* Begin EXTRACT TO READ *

In early 2019, the United Nations Development Programme released its latest report. Every year, the organization releases indices and indicators on key human development. The data reported gives an overview of the state of development across the world and helps in identifying long term trends and improvement areas.

Known as the Human Development Index (HDI), the data collected is used to rate countries according to life expectancy and health, economic growth, standard of living and education. Globally, the overall trend shows positive human development and considerable improvements from many regions; especially on the African continent.

Below are the 10 most developed countries in Africa, based on the Human Development Index.

Top 10 Most Developed Countries in Africa


With approximately 95,500 inhabitants (2018), Seychelles drives most of its economic growth through tourism. This has been gradually moving the country’s position towards upper-middle-income. However, one of the main challenges for Seychelles is to reduce dependence on tourism and encourage investment in other business sectors.

Global rank – 62

Life expectancy – 73.7 years

Expected years of schooling – 14

Mean years of schooling – 9.5

Gross National Income per Capita – 26,077


Since its independence in 1968, Mauritius has made great economic strides. With its 1.3 million multicultural inhabitants, the country is considered as one of the most promising countries in Africa. One of the key challenges of Mauritius is reducing income-based inequality, which has been on the rise as the economy progresses.

Global rank – 66

Life expectancy – 74.9

Expected years of schooling – 15.1

Mean years of schooling – 9.3

Gross National Income per Capita – 20,189


Algeria is a major player in the MENA region and has achieved a remarkable feat by reducing poverty by 20% in the past two decades. The largely positive economic performance of the country has improved development and greatly contributed to socioeconomic stability. Yet, over the past years, Algeria has seen a rapid decline in its currency reserves due to the depressed oil prices worldwide.

Global rank – 85

Life expectancy – 76.3

Expected years of schooling – 14.4

Mean years of schooling – 8.0

Gross National Income per Capita – 13,802


With a relatively turbulent past, Tunisia has gradually been developing into a more stable economy. The country is slowly recovering from the years of conflict and growth is steadily gaining momentum. Tunisia’s economy is mainly supported by tourism, agriculture and electrical and mechanical exports. Poverty remains a major roadblock for the North African country’s ambitions – certain regions show up to 30.8 percent of the population living in dire conditions.

* End EXTRACT TO READ *

_JOBS_
- A) In the passage on Africa's most developed countries, by how much has Algeria reduced poverty over the past two decades?
- B) Carry the passage on Africa's most developed countries forward from the end of its paragraph about Tunisia.

* Begin ENTRIES SHOWN *

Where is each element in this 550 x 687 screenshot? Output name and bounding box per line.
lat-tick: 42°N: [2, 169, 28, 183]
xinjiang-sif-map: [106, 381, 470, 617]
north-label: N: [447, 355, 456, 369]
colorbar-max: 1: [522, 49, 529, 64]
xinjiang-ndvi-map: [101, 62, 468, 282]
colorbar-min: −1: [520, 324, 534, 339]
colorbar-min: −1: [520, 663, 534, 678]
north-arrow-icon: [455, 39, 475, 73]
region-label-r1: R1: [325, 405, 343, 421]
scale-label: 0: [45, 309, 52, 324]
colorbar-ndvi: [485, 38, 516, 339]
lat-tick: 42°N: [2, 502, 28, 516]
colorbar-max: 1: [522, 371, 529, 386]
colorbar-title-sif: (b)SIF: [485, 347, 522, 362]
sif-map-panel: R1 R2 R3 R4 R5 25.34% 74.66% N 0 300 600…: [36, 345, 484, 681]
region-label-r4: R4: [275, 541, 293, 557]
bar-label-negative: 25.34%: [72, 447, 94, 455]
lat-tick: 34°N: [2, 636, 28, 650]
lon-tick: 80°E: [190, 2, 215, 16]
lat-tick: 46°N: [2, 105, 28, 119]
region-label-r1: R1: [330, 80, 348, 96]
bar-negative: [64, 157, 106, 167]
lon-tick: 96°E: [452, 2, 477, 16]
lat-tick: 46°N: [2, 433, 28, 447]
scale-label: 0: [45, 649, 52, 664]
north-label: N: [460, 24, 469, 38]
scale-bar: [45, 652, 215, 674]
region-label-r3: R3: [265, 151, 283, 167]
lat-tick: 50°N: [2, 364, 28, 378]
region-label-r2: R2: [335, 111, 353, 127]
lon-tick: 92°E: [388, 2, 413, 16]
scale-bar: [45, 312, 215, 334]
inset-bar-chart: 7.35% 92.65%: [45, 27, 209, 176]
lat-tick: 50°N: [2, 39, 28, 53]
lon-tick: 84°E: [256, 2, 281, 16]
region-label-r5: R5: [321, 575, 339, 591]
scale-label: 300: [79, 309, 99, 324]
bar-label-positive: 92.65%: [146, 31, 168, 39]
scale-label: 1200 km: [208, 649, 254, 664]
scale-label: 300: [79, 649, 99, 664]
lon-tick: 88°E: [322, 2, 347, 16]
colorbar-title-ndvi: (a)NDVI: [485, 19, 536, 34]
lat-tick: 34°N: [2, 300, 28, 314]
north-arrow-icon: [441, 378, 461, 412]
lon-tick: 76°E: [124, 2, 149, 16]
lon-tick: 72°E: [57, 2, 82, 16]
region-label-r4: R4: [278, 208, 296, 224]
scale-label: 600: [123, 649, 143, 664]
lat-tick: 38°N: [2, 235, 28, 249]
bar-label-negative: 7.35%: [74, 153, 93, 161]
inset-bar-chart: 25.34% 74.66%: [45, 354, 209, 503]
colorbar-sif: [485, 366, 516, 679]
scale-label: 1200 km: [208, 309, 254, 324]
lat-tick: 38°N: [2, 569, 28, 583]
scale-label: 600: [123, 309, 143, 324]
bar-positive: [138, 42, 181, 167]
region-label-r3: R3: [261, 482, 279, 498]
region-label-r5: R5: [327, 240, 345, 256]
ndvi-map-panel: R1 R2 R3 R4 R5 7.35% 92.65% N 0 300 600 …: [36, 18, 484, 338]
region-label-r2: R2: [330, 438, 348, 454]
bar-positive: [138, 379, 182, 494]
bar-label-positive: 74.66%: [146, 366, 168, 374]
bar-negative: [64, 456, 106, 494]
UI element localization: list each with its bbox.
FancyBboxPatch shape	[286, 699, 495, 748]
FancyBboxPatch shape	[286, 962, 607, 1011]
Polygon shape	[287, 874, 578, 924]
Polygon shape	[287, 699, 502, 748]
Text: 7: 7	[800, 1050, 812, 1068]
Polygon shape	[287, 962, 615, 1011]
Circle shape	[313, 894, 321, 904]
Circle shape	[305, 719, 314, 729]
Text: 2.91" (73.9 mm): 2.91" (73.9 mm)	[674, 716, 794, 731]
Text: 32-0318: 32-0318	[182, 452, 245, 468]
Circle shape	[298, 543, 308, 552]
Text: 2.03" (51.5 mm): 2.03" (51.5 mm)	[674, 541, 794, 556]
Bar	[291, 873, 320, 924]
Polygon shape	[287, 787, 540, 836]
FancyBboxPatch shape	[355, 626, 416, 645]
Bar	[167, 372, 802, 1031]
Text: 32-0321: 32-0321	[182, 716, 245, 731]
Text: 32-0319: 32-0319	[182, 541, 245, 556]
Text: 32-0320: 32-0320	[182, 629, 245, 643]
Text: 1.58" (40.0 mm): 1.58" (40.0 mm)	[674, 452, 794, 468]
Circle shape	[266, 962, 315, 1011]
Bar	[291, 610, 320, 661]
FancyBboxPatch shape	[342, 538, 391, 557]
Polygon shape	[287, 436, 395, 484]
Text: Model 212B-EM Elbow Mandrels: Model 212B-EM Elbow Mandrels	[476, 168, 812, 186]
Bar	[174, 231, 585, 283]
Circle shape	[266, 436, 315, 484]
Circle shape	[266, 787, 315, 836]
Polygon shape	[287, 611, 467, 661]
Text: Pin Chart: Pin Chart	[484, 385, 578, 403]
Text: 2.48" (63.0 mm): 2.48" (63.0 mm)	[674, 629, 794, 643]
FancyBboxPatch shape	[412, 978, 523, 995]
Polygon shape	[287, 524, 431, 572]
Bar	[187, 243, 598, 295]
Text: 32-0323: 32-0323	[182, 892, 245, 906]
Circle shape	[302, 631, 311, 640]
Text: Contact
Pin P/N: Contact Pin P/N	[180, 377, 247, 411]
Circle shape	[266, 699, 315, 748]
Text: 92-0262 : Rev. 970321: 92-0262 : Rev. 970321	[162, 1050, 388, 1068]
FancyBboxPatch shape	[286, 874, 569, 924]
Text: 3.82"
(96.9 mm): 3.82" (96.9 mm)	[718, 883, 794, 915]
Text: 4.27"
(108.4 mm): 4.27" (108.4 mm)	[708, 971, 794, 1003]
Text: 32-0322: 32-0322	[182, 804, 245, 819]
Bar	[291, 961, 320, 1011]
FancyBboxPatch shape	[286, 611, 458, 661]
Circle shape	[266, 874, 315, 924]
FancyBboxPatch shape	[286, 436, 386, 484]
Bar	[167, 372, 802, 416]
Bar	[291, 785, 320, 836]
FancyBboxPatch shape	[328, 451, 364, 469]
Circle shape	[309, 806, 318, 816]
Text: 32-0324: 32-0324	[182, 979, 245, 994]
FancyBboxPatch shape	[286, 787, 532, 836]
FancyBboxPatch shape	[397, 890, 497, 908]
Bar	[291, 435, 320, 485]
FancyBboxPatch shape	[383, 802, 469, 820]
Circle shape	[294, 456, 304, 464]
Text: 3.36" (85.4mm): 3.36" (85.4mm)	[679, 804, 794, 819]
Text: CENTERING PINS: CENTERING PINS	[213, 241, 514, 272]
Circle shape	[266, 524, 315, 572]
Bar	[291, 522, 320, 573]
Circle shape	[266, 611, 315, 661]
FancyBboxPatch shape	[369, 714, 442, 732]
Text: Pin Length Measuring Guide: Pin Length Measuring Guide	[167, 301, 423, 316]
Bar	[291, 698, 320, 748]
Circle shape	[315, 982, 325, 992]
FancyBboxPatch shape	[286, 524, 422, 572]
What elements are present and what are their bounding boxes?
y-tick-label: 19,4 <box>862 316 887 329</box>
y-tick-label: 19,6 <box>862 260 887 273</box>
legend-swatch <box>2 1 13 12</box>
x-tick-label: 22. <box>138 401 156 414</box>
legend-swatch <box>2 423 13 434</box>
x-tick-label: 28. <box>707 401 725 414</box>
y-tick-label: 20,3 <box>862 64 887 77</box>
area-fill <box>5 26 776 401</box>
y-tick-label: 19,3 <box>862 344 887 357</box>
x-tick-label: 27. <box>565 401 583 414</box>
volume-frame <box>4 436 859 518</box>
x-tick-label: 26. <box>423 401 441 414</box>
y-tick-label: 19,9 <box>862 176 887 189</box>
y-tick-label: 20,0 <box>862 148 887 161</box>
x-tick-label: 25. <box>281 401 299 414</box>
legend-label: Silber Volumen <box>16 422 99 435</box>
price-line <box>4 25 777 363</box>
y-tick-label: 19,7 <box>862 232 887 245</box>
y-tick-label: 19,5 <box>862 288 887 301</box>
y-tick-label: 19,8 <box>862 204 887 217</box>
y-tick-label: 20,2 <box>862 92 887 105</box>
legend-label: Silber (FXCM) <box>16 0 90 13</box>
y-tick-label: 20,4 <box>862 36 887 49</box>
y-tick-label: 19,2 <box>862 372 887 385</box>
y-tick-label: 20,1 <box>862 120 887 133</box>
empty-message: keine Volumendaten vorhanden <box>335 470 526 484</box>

* End ENTRIES SHOWN *

_ANSWERS_
- A) By 20%.

- B)
Global rank – 95

Life expectancy – 75.9

Expected years of schooling – 15.1

Mean years of schooling – 7.2

Gross National Income per Capita – 10,275


Botswana was one of the poorest countries in the world when it gained independence in 1966. Yet, it quickly became an example of development success on the African continent; averaging 5% growth per annum over the past decade. The economy is mainly driven by mining, construction and the service sector. Still, much needs to be done to reduce poverty and unemployment.

Global rank – 101

Life expectancy – 67.6

Expected years of schooling – 12.6

Mean years of schooling – 9.3

Gross National Income per Capita – 15,534


In the coming years, Libya could become a very big player in oil exports. Improved political arrangements have seen the country develop considerably over a short period of time. Inflation is expected to slow down as the country progresses further and growth steadies. However, over the past years, cumulative inflation has pushed a good number of Libyan households in poverty, as many lost almost 80 percent of their purchasing power.

Global rank – 108

Life expectancy – 72.1

Expected years of schooling – 13.4

Mean years of schooling – 7.3

Gross National Income per Capita – 11,100


Gabon is the fifth largest oil producer in Africa and has one of the highest urbanization rates on the African continent. The upper-middle-income has known strong development over the past decade, which was mainly driven by its production of oil and manganese. The oil sector accounts for 45% of the country’s GDP and 60% of fiscal revenue on average over the past years. Gabon must however break free from their heavy reliance on the oil sector – the country is facing a decline in its oil reserves.

Global rank – 110

Life expectancy – 66.5

Expected years of schooling – 12.8

Mean years of schooling – 8.2

Gross National Income per Capita – 16,431

8.South Africa

With its highly developed economy and advanced economic infrastructure, South Africa is a major player on the African continent. Being one of the world’s largest producers and exporters of gold and platinum, the country has considerably developed its financial, legal, energy and transport sectors. Lately, progress has been slowing down and South Africa is known to have one of the highest inequality rates in the world.

Global rank – 113

Life expectancy – 63.4

Expected years of schooling – 13.3

Mean years of schooling – 10.1

Gross National Income per Capita – 11,923


Since 2014, Egypt has embarked on a transformational journey of its economy. So far, the various amendments and reforms seem to bear their fruits as the country has seen their GDP grow by 5.3%. Export of goods and services, improvement in foreign exchange reserves and a more dynamic tourism sector have greatly contributed to massive development in Egypt. Still, only time will tell if the Government successfully manages to cut down the unemployment rate and improve the weak health care system of the country.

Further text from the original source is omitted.